■ **CONSEGNA**
Per favore, trascrivi per intero e senza modifiche il testo su Vladimir Meciar e il sequestro di Kovac jr.

Vladimir Meciar difende le sue amnistie e nega partecipazione del SIS a rapimento Kovac jr.

Ieri sera il programma “Téma dňa” della televisione privata TA3 ha ospitato l’ex primo ministro Vladimir Meciar per parlare del sequestro del figlio del presidente Michal Kovac, un fatto che nel 1995 sconvolse il Paese. Meciar, come fondatore e leader del Movimento per una Slovacchia Democratica (HZDS), nonché uno dei protagonisti della divisione della Cecoslovacchia in due Stati, fu primo ministro della neonata Repubblica Slovacca dal 1993 al 1998, uno dei periodi che i politologi ritengono i più bui della recente storia del Paese.

■ **DATI DA ANALIZZARE**
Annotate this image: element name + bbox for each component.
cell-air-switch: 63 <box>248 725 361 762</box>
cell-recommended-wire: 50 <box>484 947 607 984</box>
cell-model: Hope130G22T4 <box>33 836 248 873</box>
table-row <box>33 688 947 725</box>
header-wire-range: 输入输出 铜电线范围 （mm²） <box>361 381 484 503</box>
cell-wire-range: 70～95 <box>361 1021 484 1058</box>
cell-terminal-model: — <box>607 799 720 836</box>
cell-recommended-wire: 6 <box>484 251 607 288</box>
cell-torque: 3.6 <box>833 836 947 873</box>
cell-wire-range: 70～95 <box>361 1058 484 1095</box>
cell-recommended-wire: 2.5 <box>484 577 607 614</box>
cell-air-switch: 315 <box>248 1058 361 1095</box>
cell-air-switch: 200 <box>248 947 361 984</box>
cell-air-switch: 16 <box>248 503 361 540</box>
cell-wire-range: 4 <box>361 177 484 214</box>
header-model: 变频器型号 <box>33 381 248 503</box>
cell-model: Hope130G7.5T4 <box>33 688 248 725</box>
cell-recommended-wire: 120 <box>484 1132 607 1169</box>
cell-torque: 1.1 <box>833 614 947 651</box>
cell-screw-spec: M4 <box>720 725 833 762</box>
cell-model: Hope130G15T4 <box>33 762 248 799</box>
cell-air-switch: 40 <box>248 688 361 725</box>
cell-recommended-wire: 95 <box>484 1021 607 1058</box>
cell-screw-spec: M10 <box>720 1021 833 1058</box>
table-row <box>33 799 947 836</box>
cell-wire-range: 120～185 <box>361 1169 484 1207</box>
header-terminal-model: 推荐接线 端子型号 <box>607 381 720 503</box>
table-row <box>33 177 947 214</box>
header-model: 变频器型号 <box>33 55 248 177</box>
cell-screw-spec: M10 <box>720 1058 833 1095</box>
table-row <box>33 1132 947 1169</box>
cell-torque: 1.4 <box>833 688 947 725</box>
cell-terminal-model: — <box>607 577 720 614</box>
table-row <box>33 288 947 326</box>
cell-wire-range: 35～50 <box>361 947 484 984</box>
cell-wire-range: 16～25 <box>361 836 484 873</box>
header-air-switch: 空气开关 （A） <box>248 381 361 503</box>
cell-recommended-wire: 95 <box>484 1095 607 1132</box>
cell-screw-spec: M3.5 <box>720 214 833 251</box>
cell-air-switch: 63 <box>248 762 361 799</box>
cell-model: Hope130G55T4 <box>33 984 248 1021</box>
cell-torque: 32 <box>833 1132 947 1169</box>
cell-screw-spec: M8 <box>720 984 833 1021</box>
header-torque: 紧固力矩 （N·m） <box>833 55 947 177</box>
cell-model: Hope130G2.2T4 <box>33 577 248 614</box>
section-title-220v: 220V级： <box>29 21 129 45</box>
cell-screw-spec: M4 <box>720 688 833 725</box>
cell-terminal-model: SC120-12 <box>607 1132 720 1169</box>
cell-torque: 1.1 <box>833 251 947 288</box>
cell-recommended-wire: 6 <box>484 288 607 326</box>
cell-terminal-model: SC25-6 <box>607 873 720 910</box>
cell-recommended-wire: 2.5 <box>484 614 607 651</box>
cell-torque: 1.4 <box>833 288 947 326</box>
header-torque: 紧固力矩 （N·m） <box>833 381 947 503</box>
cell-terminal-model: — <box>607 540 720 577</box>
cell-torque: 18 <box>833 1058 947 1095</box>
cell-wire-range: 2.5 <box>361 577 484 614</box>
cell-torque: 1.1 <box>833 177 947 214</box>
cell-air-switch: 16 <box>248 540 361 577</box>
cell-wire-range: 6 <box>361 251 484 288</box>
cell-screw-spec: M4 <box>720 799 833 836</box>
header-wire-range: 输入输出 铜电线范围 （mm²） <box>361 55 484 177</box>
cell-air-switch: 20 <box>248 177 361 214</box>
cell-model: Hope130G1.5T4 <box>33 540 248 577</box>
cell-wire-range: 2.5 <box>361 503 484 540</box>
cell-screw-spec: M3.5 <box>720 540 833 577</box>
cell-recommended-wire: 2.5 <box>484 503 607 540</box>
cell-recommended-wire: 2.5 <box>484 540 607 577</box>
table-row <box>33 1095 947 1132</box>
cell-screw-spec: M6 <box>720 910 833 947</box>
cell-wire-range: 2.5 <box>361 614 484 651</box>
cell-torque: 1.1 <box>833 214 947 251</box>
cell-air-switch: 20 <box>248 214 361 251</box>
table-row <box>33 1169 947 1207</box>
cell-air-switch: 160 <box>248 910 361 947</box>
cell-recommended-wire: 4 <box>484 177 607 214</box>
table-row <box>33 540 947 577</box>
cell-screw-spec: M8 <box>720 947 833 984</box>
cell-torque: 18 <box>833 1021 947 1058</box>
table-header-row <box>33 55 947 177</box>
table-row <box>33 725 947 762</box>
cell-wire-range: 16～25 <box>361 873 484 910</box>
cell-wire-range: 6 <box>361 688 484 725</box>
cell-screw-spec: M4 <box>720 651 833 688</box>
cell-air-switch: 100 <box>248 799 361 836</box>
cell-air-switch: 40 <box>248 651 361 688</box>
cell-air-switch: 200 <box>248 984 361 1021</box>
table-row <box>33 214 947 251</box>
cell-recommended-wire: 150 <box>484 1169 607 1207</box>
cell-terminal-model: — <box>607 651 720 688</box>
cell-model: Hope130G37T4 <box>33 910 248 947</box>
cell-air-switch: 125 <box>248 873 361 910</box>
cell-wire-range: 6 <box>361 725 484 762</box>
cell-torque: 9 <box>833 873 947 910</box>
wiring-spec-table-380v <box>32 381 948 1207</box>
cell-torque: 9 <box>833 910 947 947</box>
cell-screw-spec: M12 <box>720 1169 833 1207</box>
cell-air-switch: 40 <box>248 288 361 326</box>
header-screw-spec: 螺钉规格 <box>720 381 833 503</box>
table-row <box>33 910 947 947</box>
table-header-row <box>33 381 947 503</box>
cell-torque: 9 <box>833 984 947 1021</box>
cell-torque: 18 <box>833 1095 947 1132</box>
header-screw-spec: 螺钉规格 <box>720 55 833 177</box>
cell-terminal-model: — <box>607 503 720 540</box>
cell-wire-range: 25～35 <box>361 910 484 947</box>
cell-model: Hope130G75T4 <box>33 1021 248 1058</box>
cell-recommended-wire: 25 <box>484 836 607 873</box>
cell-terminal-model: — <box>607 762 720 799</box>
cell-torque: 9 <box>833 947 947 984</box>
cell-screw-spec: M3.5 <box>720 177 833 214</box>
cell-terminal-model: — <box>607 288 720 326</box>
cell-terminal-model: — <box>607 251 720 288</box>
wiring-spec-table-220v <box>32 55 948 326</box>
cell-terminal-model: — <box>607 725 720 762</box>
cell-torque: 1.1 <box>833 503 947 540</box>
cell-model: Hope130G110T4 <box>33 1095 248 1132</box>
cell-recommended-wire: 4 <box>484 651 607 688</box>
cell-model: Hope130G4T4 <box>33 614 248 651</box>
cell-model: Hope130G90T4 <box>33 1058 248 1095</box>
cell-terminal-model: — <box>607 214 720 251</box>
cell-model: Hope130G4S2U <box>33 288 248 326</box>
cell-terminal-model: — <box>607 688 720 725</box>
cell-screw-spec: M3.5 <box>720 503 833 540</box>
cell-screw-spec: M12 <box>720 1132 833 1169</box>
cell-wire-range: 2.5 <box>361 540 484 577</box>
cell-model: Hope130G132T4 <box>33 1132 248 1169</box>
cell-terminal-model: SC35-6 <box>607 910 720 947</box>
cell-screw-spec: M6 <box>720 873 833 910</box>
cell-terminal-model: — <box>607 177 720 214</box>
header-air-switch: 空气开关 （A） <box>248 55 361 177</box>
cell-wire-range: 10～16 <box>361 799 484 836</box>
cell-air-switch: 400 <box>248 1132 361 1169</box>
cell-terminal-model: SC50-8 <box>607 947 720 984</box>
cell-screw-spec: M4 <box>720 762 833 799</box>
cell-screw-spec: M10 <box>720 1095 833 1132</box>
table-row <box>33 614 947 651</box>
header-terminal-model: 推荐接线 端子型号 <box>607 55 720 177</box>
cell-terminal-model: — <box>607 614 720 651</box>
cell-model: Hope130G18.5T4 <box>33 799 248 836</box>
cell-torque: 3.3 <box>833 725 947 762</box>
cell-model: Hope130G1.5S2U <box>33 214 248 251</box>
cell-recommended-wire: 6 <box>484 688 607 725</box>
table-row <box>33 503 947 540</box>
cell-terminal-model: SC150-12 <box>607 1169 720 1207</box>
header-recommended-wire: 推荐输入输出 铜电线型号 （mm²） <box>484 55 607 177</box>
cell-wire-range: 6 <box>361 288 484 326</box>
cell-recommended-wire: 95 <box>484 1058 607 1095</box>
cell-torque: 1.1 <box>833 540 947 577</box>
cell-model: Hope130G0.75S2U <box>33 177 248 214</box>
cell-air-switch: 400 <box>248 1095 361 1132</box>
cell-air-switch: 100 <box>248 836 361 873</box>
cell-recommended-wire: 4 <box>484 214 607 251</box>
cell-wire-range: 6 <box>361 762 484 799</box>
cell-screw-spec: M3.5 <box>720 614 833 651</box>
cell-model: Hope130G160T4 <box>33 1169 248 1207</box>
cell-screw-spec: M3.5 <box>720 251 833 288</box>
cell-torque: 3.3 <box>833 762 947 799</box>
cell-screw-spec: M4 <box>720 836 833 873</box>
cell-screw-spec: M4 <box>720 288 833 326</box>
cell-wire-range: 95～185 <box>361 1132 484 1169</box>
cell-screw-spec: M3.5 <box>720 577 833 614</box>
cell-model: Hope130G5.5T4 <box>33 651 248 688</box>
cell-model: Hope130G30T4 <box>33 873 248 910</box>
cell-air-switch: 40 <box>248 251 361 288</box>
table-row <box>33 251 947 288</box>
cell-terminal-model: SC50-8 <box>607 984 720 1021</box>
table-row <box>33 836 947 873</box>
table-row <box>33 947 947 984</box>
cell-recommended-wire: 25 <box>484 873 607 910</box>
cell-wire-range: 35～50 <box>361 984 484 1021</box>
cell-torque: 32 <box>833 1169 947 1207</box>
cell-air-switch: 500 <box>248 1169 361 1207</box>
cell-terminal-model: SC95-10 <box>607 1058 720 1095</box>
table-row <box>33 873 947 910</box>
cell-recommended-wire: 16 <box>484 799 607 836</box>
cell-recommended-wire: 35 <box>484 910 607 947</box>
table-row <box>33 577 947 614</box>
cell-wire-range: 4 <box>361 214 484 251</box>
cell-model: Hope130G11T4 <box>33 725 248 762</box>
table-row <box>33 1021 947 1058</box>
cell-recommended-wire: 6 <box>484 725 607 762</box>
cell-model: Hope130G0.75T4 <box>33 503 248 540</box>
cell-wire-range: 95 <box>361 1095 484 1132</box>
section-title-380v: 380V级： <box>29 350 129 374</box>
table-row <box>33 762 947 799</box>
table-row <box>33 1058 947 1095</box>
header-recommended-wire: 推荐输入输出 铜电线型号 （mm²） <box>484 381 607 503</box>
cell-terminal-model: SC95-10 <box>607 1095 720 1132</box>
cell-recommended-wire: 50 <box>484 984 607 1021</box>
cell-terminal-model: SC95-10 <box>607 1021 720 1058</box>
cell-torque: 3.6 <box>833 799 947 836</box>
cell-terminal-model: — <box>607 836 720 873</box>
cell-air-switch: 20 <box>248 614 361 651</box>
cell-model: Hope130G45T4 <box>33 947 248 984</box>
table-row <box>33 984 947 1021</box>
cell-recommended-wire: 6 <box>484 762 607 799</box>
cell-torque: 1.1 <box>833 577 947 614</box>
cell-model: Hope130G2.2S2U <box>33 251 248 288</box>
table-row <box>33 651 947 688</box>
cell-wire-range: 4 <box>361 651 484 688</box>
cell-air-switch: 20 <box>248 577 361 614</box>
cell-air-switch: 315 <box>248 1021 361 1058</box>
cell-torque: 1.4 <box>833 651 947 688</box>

■ **COMPITO SVOLTO**
Vladimir Meciar difende le sue amnistie e nega partecipazione del SIS a rapimento Kovac jr.

Ieri sera il programma “Téma dňa” della televisione privata TA3 ha ospitato l’ex primo ministro Vladimir Meciar per parlare del sequestro del figlio del presidente Michal Kovac, un fatto che nel 1995 sconvolse il Paese. Meciar, come fondatore e leader del Movimento per una Slovacchia Democratica (HZDS), nonché uno dei protagonisti della divisione della Cecoslovacchia in due Stati, fu primo ministro della neonata Repubblica Slovacca dal 1993 al 1998, uno dei periodi che i politologi ritengono i più bui della recente storia del Paese.